[Raw records]
####################

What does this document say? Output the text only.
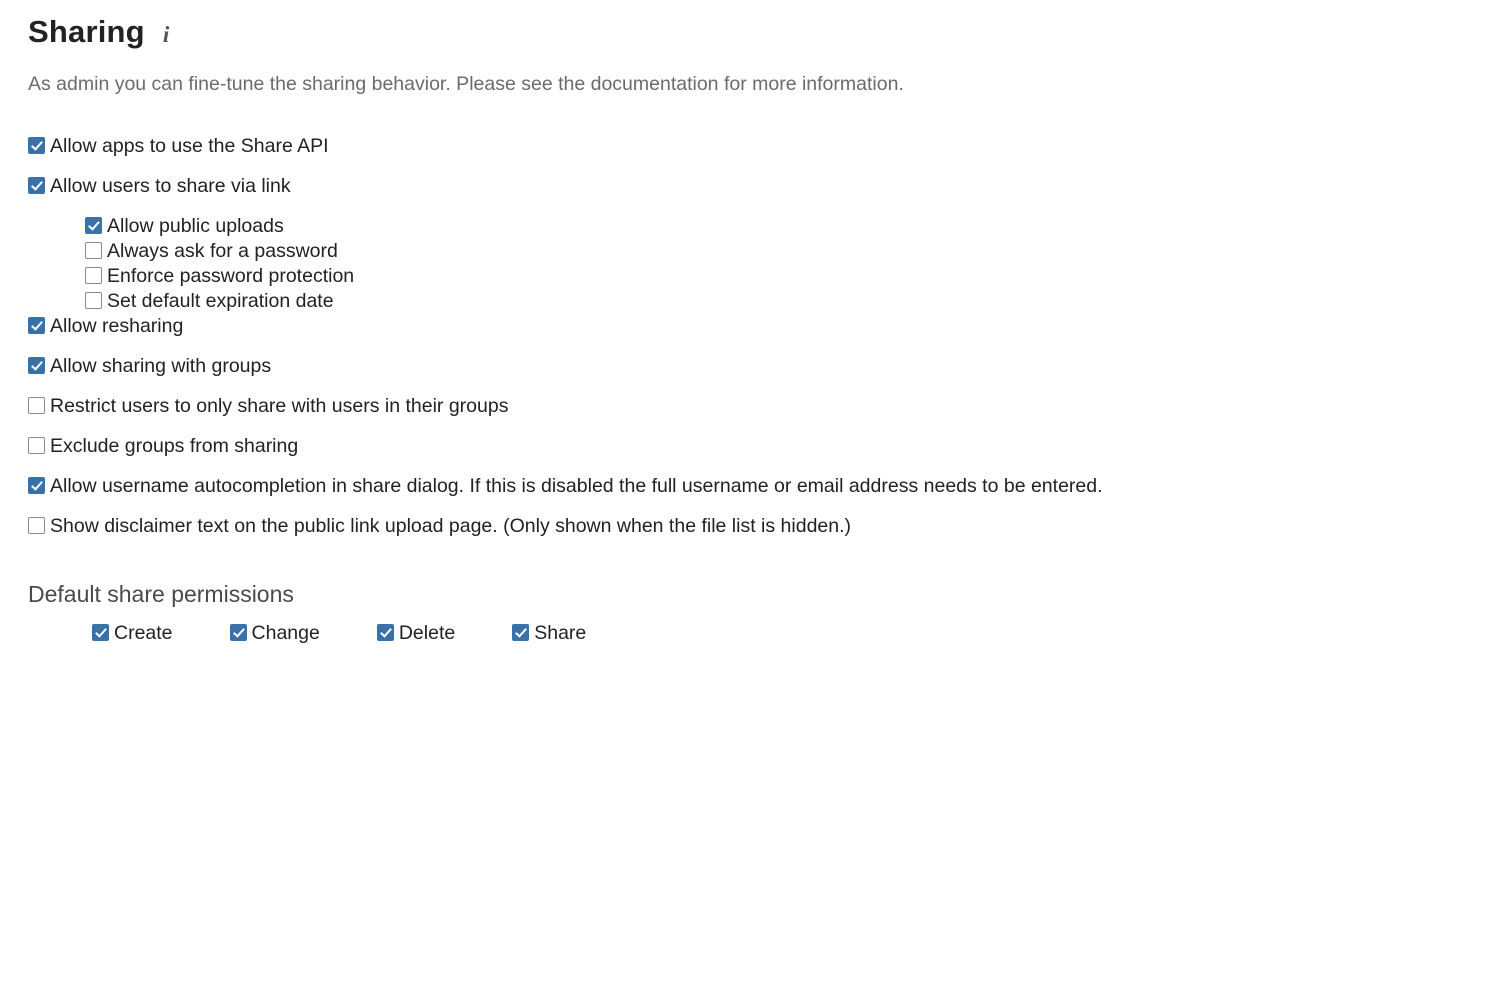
Sharing i

As admin you can fine-tune the sharing behavior. Please see the documentation for more information.

Allow apps to use the Share API
Allow users to share via link
Allow public uploads
Always ask for a password
Enforce password protection
Set default expiration date
Allow resharing
Allow sharing with groups
Restrict users to only share with users in their groups
Exclude groups from sharing
Allow username autocompletion in share dialog. If this is disabled the full username or email address needs to be entered.
Show disclaimer text on the public link upload page. (Only shown when the file list is hidden.)
Default share permissions
Create	Change	Delete	Share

####################

* **Aim of the task**: Leave out the pictures and repeat everything else in the records exactly.

* **Written answer**:
What does this document say? Output the text only.
Sharing i

As admin you can fine-tune the sharing behavior. Please see the documentation for more information.

Allow apps to use the Share API
Allow users to share via link
Allow public uploads
Always ask for a password
Enforce password protection
Set default expiration date
Allow resharing
Allow sharing with groups
Restrict users to only share with users in their groups
Exclude groups from sharing
Allow username autocompletion in share dialog. If this is disabled the full username or email address needs to be entered.
Show disclaimer text on the public link upload page. (Only shown when the file list is hidden.)
Default share permissions
Create	Change	Delete	Share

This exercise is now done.